***** Supplied data

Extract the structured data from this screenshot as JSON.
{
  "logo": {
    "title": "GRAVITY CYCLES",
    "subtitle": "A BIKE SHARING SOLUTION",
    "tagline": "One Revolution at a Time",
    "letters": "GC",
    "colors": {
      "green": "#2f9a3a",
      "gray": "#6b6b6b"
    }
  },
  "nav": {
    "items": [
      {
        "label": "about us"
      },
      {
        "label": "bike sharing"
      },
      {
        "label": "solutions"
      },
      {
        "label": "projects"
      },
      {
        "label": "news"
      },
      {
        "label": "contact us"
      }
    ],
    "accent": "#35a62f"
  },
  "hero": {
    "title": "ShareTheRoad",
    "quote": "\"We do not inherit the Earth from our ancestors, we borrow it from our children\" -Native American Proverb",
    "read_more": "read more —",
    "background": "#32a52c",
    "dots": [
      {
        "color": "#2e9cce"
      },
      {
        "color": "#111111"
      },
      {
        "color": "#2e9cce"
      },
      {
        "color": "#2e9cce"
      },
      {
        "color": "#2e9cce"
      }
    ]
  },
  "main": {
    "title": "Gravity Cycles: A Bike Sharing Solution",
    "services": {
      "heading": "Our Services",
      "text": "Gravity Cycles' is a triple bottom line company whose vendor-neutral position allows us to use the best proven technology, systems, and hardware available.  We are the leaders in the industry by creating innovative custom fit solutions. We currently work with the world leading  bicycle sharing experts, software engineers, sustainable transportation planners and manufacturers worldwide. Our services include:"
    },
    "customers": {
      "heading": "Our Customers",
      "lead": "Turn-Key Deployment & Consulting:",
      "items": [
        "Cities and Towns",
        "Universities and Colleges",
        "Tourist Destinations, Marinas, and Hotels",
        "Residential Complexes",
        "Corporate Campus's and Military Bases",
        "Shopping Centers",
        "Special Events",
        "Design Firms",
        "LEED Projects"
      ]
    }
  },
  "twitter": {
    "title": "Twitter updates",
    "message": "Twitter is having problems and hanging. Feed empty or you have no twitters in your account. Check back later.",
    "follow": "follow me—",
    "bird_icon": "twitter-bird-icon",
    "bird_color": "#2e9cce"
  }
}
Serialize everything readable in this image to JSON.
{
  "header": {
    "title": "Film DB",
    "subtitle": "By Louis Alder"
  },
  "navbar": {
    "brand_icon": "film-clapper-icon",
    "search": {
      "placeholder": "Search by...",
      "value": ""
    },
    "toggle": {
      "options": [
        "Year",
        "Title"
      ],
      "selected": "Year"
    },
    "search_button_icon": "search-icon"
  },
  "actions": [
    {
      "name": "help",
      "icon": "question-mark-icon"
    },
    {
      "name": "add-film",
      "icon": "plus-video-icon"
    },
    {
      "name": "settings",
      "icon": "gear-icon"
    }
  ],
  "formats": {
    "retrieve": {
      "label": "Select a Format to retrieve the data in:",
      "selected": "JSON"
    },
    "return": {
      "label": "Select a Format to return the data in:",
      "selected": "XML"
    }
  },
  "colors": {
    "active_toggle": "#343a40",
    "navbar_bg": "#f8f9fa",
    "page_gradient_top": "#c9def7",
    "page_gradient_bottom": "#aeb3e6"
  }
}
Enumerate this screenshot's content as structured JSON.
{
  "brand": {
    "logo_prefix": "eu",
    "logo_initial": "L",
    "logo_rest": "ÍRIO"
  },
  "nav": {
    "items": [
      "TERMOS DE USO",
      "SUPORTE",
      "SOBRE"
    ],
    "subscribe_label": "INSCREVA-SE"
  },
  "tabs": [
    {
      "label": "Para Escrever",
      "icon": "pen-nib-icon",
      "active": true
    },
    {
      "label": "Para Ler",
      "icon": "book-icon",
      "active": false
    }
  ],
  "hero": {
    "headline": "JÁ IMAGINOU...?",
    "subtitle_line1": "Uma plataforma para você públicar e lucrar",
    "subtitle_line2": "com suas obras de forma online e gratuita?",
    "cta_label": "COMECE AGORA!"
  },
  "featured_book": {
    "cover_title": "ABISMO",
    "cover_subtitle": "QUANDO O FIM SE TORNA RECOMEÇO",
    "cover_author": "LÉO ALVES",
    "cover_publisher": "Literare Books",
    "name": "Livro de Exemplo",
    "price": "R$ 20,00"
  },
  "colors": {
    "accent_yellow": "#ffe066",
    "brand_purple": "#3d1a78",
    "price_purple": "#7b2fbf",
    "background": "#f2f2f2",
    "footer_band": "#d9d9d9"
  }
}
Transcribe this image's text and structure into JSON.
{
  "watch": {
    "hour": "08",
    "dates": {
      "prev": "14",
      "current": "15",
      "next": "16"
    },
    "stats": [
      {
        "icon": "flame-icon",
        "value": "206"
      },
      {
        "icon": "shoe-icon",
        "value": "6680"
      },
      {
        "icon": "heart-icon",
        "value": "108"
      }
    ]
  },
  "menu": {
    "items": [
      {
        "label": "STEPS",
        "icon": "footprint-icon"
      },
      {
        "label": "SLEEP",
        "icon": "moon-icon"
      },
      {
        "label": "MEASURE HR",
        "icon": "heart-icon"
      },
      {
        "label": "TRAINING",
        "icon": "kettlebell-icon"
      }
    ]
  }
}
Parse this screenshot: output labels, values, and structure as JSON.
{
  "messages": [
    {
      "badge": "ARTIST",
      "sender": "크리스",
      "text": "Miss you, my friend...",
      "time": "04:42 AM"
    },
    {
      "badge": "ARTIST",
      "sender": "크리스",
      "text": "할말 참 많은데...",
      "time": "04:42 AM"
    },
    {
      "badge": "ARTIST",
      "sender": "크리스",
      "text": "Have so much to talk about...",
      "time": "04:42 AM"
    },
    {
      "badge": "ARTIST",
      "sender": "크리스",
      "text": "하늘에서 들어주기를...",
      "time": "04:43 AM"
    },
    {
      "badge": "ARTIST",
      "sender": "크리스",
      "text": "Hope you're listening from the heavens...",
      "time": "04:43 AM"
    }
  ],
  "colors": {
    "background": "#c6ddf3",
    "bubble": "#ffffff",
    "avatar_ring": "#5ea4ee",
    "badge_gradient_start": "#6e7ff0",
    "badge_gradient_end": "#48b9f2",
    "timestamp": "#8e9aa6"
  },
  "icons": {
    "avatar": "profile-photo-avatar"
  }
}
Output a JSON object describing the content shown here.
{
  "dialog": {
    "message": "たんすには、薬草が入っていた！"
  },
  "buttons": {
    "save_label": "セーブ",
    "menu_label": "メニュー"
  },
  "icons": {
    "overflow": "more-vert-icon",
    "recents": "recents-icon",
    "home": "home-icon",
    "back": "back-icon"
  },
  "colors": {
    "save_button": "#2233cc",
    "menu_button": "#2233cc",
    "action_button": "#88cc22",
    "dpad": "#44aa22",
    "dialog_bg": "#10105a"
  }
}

**********

### Set task
Write out the records above again, keeping each one identical to the original.

### Output for this task
Extract the structured data from this screenshot as JSON.
{
  "logo": {
    "title": "GRAVITY CYCLES",
    "subtitle": "A BIKE SHARING SOLUTION",
    "tagline": "One Revolution at a Time",
    "letters": "GC",
    "colors": {
      "green": "#2f9a3a",
      "gray": "#6b6b6b"
    }
  },
  "nav": {
    "items": [
      {
        "label": "about us"
      },
      {
        "label": "bike sharing"
      },
      {
        "label": "solutions"
      },
      {
        "label": "projects"
      },
      {
        "label": "news"
      },
      {
        "label": "contact us"
      }
    ],
    "accent": "#35a62f"
  },
  "hero": {
    "title": "ShareTheRoad",
    "quote": "\"We do not inherit the Earth from our ancestors, we borrow it from our children\" -Native American Proverb",
    "read_more": "read more —",
    "background": "#32a52c",
    "dots": [
      {
        "color": "#2e9cce"
      },
      {
        "color": "#111111"
      },
      {
        "color": "#2e9cce"
      },
      {
        "color": "#2e9cce"
      },
      {
        "color": "#2e9cce"
      }
    ]
  },
  "main": {
    "title": "Gravity Cycles: A Bike Sharing Solution",
    "services": {
      "heading": "Our Services",
      "text": "Gravity Cycles' is a triple bottom line company whose vendor-neutral position allows us to use the best proven technology, systems, and hardware available.  We are the leaders in the industry by creating innovative custom fit solutions. We currently work with the world leading  bicycle sharing experts, software engineers, sustainable transportation planners and manufacturers worldwide. Our services include:"
    },
    "customers": {
      "heading": "Our Customers",
      "lead": "Turn-Key Deployment & Consulting:",
      "items": [
        "Cities and Towns",
        "Universities and Colleges",
        "Tourist Destinations, Marinas, and Hotels",
        "Residential Complexes",
        "Corporate Campus's and Military Bases",
        "Shopping Centers",
        "Special Events",
        "Design Firms",
        "LEED Projects"
      ]
    }
  },
  "twitter": {
    "title": "Twitter updates",
    "message": "Twitter is having problems and hanging. Feed empty or you have no twitters in your account. Check back later.",
    "follow": "follow me—",
    "bird_icon": "twitter-bird-icon",
    "bird_color": "#2e9cce"
  }
}
Serialize everything readable in this image to JSON.
{
  "header": {
    "title": "Film DB",
    "subtitle": "By Louis Alder"
  },
  "navbar": {
    "brand_icon": "film-clapper-icon",
    "search": {
      "placeholder": "Search by...",
      "value": ""
    },
    "toggle": {
      "options": [
        "Year",
        "Title"
      ],
      "selected": "Year"
    },
    "search_button_icon": "search-icon"
  },
  "actions": [
    {
      "name": "help",
      "icon": "question-mark-icon"
    },
    {
      "name": "add-film",
      "icon": "plus-video-icon"
    },
    {
      "name": "settings",
      "icon": "gear-icon"
    }
  ],
  "formats": {
    "retrieve": {
      "label": "Select a Format to retrieve the data in:",
      "selected": "JSON"
    },
    "return": {
      "label": "Select a Format to return the data in:",
      "selected": "XML"
    }
  },
  "colors": {
    "active_toggle": "#343a40",
    "navbar_bg": "#f8f9fa",
    "page_gradient_top": "#c9def7",
    "page_gradient_bottom": "#aeb3e6"
  }
}
Enumerate this screenshot's content as structured JSON.
{
  "brand": {
    "logo_prefix": "eu",
    "logo_initial": "L",
    "logo_rest": "ÍRIO"
  },
  "nav": {
    "items": [
      "TERMOS DE USO",
      "SUPORTE",
      "SOBRE"
    ],
    "subscribe_label": "INSCREVA-SE"
  },
  "tabs": [
    {
      "label": "Para Escrever",
      "icon": "pen-nib-icon",
      "active": true
    },
    {
      "label": "Para Ler",
      "icon": "book-icon",
      "active": false
    }
  ],
  "hero": {
    "headline": "JÁ IMAGINOU...?",
    "subtitle_line1": "Uma plataforma para você públicar e lucrar",
    "subtitle_line2": "com suas obras de forma online e gratuita?",
    "cta_label": "COMECE AGORA!"
  },
  "featured_book": {
    "cover_title": "ABISMO",
    "cover_subtitle": "QUANDO O FIM SE TORNA RECOMEÇO",
    "cover_author": "LÉO ALVES",
    "cover_publisher": "Literare Books",
    "name": "Livro de Exemplo",
    "price": "R$ 20,00"
  },
  "colors": {
    "accent_yellow": "#ffe066",
    "brand_purple": "#3d1a78",
    "price_purple": "#7b2fbf",
    "background": "#f2f2f2",
    "footer_band": "#d9d9d9"
  }
}
Transcribe this image's text and structure into JSON.
{
  "watch": {
    "hour": "08",
    "dates": {
      "prev": "14",
      "current": "15",
      "next": "16"
    },
    "stats": [
      {
        "icon": "flame-icon",
        "value": "206"
      },
      {
        "icon": "shoe-icon",
        "value": "6680"
      },
      {
        "icon": "heart-icon",
        "value": "108"
      }
    ]
  },
  "menu": {
    "items": [
      {
        "label": "STEPS",
        "icon": "footprint-icon"
      },
      {
        "label": "SLEEP",
        "icon": "moon-icon"
      },
      {
        "label": "MEASURE HR",
        "icon": "heart-icon"
      },
      {
        "label": "TRAINING",
        "icon": "kettlebell-icon"
      }
    ]
  }
}
Parse this screenshot: output labels, values, and structure as JSON.
{
  "messages": [
    {
      "badge": "ARTIST",
      "sender": "크리스",
      "text": "Miss you, my friend...",
      "time": "04:42 AM"
    },
    {
      "badge": "ARTIST",
      "sender": "크리스",
      "text": "할말 참 많은데...",
      "time": "04:42 AM"
    },
    {
      "badge": "ARTIST",
      "sender": "크리스",
      "text": "Have so much to talk about...",
      "time": "04:42 AM"
    },
    {
      "badge": "ARTIST",
      "sender": "크리스",
      "text": "하늘에서 들어주기를...",
      "time": "04:43 AM"
    },
    {
      "badge": "ARTIST",
      "sender": "크리스",
      "text": "Hope you're listening from the heavens...",
      "time": "04:43 AM"
    }
  ],
  "colors": {
    "background": "#c6ddf3",
    "bubble": "#ffffff",
    "avatar_ring": "#5ea4ee",
    "badge_gradient_start": "#6e7ff0",
    "badge_gradient_end": "#48b9f2",
    "timestamp": "#8e9aa6"
  },
  "icons": {
    "avatar": "profile-photo-avatar"
  }
}
Output a JSON object describing the content shown here.
{
  "dialog": {
    "message": "たんすには、薬草が入っていた！"
  },
  "buttons": {
    "save_label": "セーブ",
    "menu_label": "メニュー"
  },
  "icons": {
    "overflow": "more-vert-icon",
    "recents": "recents-icon",
    "home": "home-icon",
    "back": "back-icon"
  },
  "colors": {
    "save_button": "#2233cc",
    "menu_button": "#2233cc",
    "action_button": "#88cc22",
    "dpad": "#44aa22",
    "dialog_bg": "#10105a"
  }
}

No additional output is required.